Request
Write out every entry exactly as it stands.

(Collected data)
########################################

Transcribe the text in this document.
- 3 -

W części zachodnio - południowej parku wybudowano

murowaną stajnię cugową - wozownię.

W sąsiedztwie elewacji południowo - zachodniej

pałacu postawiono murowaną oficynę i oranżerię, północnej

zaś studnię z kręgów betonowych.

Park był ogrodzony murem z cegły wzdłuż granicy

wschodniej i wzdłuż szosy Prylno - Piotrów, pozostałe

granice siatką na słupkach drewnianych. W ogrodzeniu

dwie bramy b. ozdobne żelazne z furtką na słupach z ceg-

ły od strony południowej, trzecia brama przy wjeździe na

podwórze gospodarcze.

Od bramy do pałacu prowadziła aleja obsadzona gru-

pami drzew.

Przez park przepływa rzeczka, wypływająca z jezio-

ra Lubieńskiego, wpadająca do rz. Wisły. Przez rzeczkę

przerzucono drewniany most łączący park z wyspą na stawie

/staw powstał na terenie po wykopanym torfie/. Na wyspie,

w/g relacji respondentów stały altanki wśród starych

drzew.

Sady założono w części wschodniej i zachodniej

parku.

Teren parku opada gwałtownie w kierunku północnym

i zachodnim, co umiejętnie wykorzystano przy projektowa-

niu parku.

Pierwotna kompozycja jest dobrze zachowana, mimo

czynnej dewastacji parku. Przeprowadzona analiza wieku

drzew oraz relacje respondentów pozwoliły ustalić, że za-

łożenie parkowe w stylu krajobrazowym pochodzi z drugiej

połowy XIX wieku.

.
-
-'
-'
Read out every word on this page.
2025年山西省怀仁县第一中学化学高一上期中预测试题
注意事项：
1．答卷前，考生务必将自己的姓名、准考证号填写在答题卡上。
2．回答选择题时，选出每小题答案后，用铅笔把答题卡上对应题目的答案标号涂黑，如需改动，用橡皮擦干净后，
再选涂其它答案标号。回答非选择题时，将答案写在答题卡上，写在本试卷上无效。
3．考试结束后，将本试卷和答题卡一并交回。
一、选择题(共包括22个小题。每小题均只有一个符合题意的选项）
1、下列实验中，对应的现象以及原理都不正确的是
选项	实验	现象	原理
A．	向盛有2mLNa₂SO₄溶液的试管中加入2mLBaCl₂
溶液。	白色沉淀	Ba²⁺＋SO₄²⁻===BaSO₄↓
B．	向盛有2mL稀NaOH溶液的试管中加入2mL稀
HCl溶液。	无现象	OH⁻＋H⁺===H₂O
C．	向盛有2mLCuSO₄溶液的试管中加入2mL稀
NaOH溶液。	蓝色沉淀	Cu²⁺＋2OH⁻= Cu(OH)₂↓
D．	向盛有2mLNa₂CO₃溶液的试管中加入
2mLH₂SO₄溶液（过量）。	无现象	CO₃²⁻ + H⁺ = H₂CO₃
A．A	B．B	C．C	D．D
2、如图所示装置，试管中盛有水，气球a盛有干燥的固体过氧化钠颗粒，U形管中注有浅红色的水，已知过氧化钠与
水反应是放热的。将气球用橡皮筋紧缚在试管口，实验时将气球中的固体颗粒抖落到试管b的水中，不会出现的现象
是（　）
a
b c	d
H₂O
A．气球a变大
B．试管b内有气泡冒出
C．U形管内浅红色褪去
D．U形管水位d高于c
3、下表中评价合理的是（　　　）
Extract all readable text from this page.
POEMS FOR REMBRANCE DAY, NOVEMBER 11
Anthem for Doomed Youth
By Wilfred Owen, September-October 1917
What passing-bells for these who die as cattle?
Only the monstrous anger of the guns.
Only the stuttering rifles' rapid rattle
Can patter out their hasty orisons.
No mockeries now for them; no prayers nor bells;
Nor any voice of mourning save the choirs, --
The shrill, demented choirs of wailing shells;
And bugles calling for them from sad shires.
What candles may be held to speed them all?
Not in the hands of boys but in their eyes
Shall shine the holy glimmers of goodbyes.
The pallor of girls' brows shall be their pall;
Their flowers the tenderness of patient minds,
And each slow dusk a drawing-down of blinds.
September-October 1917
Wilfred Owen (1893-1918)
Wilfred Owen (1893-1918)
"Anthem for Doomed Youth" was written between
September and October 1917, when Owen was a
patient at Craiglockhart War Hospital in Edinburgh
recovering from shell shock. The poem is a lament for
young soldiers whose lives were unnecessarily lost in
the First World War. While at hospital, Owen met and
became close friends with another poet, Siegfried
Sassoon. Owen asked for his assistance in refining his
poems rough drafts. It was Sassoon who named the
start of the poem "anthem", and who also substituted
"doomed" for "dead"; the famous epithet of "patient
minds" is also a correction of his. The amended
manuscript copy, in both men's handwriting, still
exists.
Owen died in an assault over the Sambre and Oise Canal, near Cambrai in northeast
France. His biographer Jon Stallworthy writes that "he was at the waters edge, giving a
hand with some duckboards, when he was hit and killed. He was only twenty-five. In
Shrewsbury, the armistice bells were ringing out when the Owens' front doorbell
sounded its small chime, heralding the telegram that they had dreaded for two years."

########################################

Exercise result
Transcribe the text in this document.
- 3 -

W części zachodnio - południowej parku wybudowano

murowaną stajnię cugową - wozownię.

W sąsiedztwie elewacji południowo - zachodniej

pałacu postawiono murowaną oficynę i oranżerię, północnej

zaś studnię z kręgów betonowych.

Park był ogrodzony murem z cegły wzdłuż granicy

wschodniej i wzdłuż szosy Prylno - Piotrów, pozostałe

granice siatką na słupkach drewnianych. W ogrodzeniu

dwie bramy b. ozdobne żelazne z furtką na słupach z ceg-

ły od strony południowej, trzecia brama przy wjeździe na

podwórze gospodarcze.

Od bramy do pałacu prowadziła aleja obsadzona gru-

pami drzew.

Przez park przepływa rzeczka, wypływająca z jezio-

ra Lubieńskiego, wpadająca do rz. Wisły. Przez rzeczkę

przerzucono drewniany most łączący park z wyspą na stawie

/staw powstał na terenie po wykopanym torfie/. Na wyspie,

w/g relacji respondentów stały altanki wśród starych

drzew.

Sady założono w części wschodniej i zachodniej

parku.

Teren parku opada gwałtownie w kierunku północnym

i zachodnim, co umiejętnie wykorzystano przy projektowa-

niu parku.

Pierwotna kompozycja jest dobrze zachowana, mimo

czynnej dewastacji parku. Przeprowadzona analiza wieku

drzew oraz relacje respondentów pozwoliły ustalić, że za-

łożenie parkowe w stylu krajobrazowym pochodzi z drugiej

połowy XIX wieku.

.
-
-'
-'
Read out every word on this page.
2025年山西省怀仁县第一中学化学高一上期中预测试题
注意事项：
1．答卷前，考生务必将自己的姓名、准考证号填写在答题卡上。
2．回答选择题时，选出每小题答案后，用铅笔把答题卡上对应题目的答案标号涂黑，如需改动，用橡皮擦干净后，
再选涂其它答案标号。回答非选择题时，将答案写在答题卡上，写在本试卷上无效。
3．考试结束后，将本试卷和答题卡一并交回。
一、选择题(共包括22个小题。每小题均只有一个符合题意的选项）
1、下列实验中，对应的现象以及原理都不正确的是
选项	实验	现象	原理
A．	向盛有2mLNa₂SO₄溶液的试管中加入2mLBaCl₂
溶液。	白色沉淀	Ba²⁺＋SO₄²⁻===BaSO₄↓
B．	向盛有2mL稀NaOH溶液的试管中加入2mL稀
HCl溶液。	无现象	OH⁻＋H⁺===H₂O
C．	向盛有2mLCuSO₄溶液的试管中加入2mL稀
NaOH溶液。	蓝色沉淀	Cu²⁺＋2OH⁻= Cu(OH)₂↓
D．	向盛有2mLNa₂CO₃溶液的试管中加入
2mLH₂SO₄溶液（过量）。	无现象	CO₃²⁻ + H⁺ = H₂CO₃
A．A	B．B	C．C	D．D
2、如图所示装置，试管中盛有水，气球a盛有干燥的固体过氧化钠颗粒，U形管中注有浅红色的水，已知过氧化钠与
水反应是放热的。将气球用橡皮筋紧缚在试管口，实验时将气球中的固体颗粒抖落到试管b的水中，不会出现的现象
是（　）
a
b c	d
H₂O
A．气球a变大
B．试管b内有气泡冒出
C．U形管内浅红色褪去
D．U形管水位d高于c
3、下表中评价合理的是（　　　）
Extract all readable text from this page.
POEMS FOR REMBRANCE DAY, NOVEMBER 11
Anthem for Doomed Youth
By Wilfred Owen, September-October 1917
What passing-bells for these who die as cattle?
Only the monstrous anger of the guns.
Only the stuttering rifles' rapid rattle
Can patter out their hasty orisons.
No mockeries now for them; no prayers nor bells;
Nor any voice of mourning save the choirs, --
The shrill, demented choirs of wailing shells;
And bugles calling for them from sad shires.
What candles may be held to speed them all?
Not in the hands of boys but in their eyes
Shall shine the holy glimmers of goodbyes.
The pallor of girls' brows shall be their pall;
Their flowers the tenderness of patient minds,
And each slow dusk a drawing-down of blinds.
September-October 1917
Wilfred Owen (1893-1918)
Wilfred Owen (1893-1918)
"Anthem for Doomed Youth" was written between
September and October 1917, when Owen was a
patient at Craiglockhart War Hospital in Edinburgh
recovering from shell shock. The poem is a lament for
young soldiers whose lives were unnecessarily lost in
the First World War. While at hospital, Owen met and
became close friends with another poet, Siegfried
Sassoon. Owen asked for his assistance in refining his
poems rough drafts. It was Sassoon who named the
start of the poem "anthem", and who also substituted
"doomed" for "dead"; the famous epithet of "patient
minds" is also a correction of his. The amended
manuscript copy, in both men's handwriting, still
exists.
Owen died in an assault over the Sambre and Oise Canal, near Cambrai in northeast
France. His biographer Jon Stallworthy writes that "he was at the waters edge, giving a
hand with some duckboards, when he was hit and killed. He was only twenty-five. In
Shrewsbury, the armistice bells were ringing out when the Owens' front doorbell
sounded its small chime, heralding the telegram that they had dreaded for two years."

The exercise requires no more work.